Task list:
1 > Answer these questions from the equitable subrogation excerpt:
(a) On what date is the Dime Savings Bank of New York, FSB $126,500 mortgage due?
(b) What is the amount of the Household Realty Corporation recorded mortgage?
(c) What flat annual interest rate is the plaintiff claiming on the unpaid balance of the $425,000 Adjustable Rate Loan?
2 > Carry on the equitable subrogation excerpt from its final sentence, keeping its subject and style.

Page text:
Under the plaintiff's proposal the record title owners would not be given an opportunity to pay off the newly equitable subrogated mortgage by periodic amortized payments of principal and interest. The plaintiff has not furnished to the court evidence of what rate or rates of interest would be imposed on the newly subrogated mortgage. Would it be the rate contained in the Dime/Washington Mutual first mortgage? If so, the Dime Savings Bank of New York FSB $126,500 mortgage contains an adjustable rate using the "Monthly Median Cost of Funds Ratio (annualized) (percent) as made available by The Federal Home Loan Bank Board." Ex. 1 (Exhibit C). Is this index still available or is this a failed index case? Central Bank v. Colonial Romanelli Associates, 38 Conn.App. 575, 578 (1995). No evidence was offered on what the interest rate or rates would be under that index. The plaintiff has not furnished to the court evidence of what the monthly payment would be on the newly subrogated mortgage. Would it be based on the due date of the Dime/Washington Mutual first mortgage? If so, the Dime Savings Bank of New York, FSB $126,500 mortgage is due on May 1, 2016, leaving a very short period for the full amortization of the claimed $75,612.93 on the Dime mortgage. The monthly payments necessary to amortize the $75,612.93 in the five years up to May 2016 would be considerably higher than the payments called for in the Dime adjustable rate mortgage notes. Would the newly equitably subrogated mortgage contain the limits on rate changes set forth in the Dime $126,500 mortgage? These same questions can be asked of the plaintiff in regards to the other two recorded encumbrances: Household Realty Corporation recorded mortgage of $9,822 and the Norwalk Hospital recorded judgment lien. The plaintiff offered no evidence on these issues. Plaintiff's equitable subrogation claims, under the circumstances of this case, creates a multitude of calculation issues, that once asked, are better answered by denying the equitable subrogation relief requested.

The plaintiffs claim interest on the unpaid balance of the $425,000 Adjustable Rate Loan at 9.9%. Ex. 3. Outside of Ex. 11, the plaintiff did not offer any evidence on what the adjustable interest rates were or are based on the promissory note. Ex. 3. The plaintiff is claiming a flat 9.9% per annum. The plaintiff has not stated nor proven what the appropriate rate of interest is or would be on the equitable subrogation for the two mortgages, judgment lien and real estate taxes.

Stored data entries:
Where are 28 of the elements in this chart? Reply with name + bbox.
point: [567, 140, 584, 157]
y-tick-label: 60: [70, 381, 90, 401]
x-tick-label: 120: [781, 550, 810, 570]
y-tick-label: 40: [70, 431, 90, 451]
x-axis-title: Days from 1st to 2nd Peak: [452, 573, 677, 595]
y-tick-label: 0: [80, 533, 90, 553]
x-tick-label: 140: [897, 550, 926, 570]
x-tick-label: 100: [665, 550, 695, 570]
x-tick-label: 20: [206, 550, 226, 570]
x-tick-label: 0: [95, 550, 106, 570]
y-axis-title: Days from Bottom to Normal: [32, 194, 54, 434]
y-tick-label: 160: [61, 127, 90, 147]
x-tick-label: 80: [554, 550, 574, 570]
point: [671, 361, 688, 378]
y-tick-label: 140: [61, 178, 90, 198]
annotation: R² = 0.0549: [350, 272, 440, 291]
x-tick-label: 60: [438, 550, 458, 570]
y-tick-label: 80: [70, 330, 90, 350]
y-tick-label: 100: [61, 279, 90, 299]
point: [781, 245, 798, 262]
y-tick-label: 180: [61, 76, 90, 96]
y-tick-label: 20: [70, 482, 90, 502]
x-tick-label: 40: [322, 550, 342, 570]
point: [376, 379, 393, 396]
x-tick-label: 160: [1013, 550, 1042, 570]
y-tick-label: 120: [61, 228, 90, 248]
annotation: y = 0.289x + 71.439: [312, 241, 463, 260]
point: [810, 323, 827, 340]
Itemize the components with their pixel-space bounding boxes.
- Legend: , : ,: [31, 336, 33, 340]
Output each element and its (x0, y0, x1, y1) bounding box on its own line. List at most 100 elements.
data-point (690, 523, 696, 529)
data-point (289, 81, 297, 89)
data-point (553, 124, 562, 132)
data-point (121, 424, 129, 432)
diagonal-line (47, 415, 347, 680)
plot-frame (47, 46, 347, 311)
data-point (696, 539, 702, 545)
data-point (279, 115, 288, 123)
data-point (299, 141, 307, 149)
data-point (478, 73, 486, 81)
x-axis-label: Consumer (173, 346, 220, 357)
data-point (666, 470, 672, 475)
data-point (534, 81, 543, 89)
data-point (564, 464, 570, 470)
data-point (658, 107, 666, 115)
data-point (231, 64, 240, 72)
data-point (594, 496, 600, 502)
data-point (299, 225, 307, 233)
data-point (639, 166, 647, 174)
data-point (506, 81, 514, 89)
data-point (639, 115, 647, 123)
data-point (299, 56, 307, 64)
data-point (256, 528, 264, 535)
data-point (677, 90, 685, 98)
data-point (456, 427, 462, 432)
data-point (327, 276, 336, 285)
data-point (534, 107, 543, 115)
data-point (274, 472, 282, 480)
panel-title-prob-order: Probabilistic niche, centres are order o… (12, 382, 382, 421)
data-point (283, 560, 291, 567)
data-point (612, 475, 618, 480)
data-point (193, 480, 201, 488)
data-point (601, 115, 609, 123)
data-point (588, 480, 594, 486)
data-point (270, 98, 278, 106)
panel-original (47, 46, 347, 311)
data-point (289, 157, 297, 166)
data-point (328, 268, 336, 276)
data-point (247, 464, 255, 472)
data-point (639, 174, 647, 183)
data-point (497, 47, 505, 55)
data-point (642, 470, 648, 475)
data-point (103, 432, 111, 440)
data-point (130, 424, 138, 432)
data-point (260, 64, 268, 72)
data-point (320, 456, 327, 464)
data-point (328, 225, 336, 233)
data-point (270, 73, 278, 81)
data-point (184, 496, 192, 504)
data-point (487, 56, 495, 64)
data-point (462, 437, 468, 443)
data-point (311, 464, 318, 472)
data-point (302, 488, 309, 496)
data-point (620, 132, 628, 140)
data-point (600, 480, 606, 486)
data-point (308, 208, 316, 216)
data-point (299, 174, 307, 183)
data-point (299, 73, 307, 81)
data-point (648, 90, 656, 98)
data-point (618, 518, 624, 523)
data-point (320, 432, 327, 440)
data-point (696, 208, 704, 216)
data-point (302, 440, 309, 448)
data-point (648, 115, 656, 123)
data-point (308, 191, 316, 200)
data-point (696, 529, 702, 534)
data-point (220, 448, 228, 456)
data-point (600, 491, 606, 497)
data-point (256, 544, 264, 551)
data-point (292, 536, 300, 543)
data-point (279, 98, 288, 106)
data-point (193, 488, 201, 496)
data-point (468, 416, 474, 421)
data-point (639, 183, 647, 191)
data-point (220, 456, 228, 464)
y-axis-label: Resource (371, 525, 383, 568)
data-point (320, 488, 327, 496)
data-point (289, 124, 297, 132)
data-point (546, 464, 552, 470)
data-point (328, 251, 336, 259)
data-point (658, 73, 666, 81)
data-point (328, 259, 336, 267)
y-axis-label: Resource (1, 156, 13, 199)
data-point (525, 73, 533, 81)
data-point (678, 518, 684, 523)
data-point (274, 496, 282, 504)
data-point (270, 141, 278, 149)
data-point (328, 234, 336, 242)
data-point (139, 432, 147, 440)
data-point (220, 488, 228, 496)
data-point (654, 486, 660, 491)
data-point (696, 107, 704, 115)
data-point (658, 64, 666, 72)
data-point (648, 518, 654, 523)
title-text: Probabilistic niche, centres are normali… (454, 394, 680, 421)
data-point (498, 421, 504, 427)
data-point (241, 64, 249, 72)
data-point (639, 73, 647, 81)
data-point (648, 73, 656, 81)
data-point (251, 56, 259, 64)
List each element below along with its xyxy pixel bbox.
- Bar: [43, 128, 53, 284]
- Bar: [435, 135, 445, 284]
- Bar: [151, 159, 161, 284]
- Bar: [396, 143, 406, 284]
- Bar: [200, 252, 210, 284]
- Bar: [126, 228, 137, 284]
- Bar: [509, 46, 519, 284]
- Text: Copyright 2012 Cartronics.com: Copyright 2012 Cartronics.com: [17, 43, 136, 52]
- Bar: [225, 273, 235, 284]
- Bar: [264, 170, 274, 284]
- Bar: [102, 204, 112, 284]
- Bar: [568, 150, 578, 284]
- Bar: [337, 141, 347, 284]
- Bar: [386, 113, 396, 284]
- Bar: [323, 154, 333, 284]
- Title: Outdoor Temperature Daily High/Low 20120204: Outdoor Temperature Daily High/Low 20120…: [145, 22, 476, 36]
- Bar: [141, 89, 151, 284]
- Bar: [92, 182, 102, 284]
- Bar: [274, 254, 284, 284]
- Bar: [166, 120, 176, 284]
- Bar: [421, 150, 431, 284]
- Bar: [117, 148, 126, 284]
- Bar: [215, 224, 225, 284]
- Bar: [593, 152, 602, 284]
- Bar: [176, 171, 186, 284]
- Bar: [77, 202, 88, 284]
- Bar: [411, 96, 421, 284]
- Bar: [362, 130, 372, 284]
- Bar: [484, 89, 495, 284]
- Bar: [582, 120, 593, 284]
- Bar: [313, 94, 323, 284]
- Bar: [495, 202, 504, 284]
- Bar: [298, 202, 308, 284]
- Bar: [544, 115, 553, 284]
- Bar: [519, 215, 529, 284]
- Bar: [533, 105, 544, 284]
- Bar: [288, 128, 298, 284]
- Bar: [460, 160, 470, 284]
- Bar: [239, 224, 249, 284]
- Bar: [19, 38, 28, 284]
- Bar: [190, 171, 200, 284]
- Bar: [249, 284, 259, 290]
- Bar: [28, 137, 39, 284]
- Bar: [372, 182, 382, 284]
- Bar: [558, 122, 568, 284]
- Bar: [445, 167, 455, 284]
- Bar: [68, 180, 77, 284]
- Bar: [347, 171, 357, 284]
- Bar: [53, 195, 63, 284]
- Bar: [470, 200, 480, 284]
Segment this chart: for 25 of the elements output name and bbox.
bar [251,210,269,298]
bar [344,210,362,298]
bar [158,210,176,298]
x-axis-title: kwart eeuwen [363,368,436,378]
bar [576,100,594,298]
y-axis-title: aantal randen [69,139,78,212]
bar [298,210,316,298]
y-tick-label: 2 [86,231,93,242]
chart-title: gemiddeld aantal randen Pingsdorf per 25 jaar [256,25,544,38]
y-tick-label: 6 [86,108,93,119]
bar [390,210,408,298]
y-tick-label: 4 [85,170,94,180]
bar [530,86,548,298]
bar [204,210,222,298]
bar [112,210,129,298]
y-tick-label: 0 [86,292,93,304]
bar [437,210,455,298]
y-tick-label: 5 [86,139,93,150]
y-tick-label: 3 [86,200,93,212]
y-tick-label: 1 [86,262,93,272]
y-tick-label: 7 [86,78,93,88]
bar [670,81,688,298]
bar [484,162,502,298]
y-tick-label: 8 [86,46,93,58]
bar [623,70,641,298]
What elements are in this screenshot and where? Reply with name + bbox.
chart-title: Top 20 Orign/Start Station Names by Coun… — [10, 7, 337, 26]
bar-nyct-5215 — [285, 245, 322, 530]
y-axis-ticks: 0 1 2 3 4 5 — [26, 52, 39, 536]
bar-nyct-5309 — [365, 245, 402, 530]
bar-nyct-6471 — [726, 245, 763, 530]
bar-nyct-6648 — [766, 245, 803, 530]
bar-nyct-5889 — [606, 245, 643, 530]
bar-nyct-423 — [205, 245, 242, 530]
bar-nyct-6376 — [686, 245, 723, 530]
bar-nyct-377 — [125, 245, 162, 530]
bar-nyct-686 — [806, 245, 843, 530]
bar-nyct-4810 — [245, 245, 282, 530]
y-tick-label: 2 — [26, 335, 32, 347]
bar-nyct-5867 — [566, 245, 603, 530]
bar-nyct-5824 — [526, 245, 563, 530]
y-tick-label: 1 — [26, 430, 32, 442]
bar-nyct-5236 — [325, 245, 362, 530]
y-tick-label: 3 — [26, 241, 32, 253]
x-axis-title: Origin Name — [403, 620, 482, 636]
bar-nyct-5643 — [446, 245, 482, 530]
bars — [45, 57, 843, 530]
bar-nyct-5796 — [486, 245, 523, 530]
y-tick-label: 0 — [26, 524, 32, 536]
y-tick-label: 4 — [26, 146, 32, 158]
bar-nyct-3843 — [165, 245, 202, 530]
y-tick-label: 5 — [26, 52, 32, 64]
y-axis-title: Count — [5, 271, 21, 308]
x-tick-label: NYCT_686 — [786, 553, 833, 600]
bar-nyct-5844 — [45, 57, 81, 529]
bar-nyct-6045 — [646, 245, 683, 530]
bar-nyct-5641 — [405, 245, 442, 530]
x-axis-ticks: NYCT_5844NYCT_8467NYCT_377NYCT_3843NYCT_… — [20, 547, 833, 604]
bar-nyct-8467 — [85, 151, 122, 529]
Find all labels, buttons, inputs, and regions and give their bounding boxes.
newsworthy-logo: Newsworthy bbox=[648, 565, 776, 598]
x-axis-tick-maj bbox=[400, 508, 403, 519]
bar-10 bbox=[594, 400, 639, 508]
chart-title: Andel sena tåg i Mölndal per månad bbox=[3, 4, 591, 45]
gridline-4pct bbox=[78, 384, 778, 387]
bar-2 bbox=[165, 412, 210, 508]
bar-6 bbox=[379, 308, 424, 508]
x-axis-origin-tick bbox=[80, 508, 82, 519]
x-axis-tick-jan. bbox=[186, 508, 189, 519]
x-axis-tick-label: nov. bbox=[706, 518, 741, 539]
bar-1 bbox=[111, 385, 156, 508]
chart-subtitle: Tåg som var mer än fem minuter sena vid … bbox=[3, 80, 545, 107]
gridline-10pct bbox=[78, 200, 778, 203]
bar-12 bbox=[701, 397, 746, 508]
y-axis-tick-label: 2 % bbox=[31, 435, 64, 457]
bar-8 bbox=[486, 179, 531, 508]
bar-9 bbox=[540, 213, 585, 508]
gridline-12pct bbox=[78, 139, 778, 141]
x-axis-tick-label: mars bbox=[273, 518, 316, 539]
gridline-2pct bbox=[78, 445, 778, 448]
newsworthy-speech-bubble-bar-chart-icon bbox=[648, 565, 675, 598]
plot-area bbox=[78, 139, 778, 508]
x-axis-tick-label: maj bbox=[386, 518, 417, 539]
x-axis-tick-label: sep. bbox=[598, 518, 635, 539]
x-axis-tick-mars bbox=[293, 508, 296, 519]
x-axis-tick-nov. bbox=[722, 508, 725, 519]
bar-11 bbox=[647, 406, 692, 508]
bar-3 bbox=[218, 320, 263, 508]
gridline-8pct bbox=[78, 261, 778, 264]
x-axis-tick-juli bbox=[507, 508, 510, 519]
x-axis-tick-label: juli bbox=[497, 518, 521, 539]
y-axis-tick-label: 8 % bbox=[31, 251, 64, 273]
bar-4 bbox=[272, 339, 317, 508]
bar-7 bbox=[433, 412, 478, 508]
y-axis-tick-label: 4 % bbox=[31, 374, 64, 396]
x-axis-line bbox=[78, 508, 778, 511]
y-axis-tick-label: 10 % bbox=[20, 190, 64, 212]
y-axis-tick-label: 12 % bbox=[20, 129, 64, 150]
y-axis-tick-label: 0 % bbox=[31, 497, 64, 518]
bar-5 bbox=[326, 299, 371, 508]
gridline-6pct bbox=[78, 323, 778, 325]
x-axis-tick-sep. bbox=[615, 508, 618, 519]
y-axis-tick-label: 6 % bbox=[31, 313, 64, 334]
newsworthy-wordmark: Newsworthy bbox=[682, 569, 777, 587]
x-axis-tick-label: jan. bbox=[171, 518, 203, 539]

Answer set:
1 >
(a) May 1, 2016
(b) $9,822
(c) 9.9% per annum

2 >
The theory of equitable subrogation has been applied to mortgage lending situations, usually where the existing first mortgage has been paid off by the encumbrancer third in line. Our courts have stated that one who advances money to discharge a prior lien on real or personal property and takes a new mortgage as security is entitled to be subrogated to the rights under the prior lien against a holder of the intervening lien of which he was ignorant. The usual factual pattern for invoking equitable subrogation is found in Rosenblit, Trustee v. Williams, 57 Conn.App. 788, 793, cert. denied 254 Conn. 906 (2000). (Forged releases of mortgages of which plaintiff was ignorant and had no ability to determine.) Equitable subrogation has also been applied to the issue of allocating attorney fees. Warning Lights Scaffold Service, Inc. v. O and G Industries, Inc., 102 Conn.App. 267, 274 (2007). The theory is applicable to allocating liability for a fire damage claim under a homeowner's insurance policy between an owner and occupant. Allstate Insurance Company v. Palumbo, 296 Conn. 253, 275 (2010). It has been held applicable to insurance coverage in multi-vehicle personal injury litigation. Klingensmith v. Denomme, Superior Court, judicial district of New London at New London, Docket Number KNL CV09-5013448 (September 29, 2010, Martin, J.) [ 50 Conn. L. Rptr. 698]. The doctrine of equitable subrogation is not intended as a means of circumventing the rights of existing lien holders who have properly recorded their mortgage instruments. Independence One Mortgage Corporation v. Katsaros, 43 Conn.App. 73-74 (1996).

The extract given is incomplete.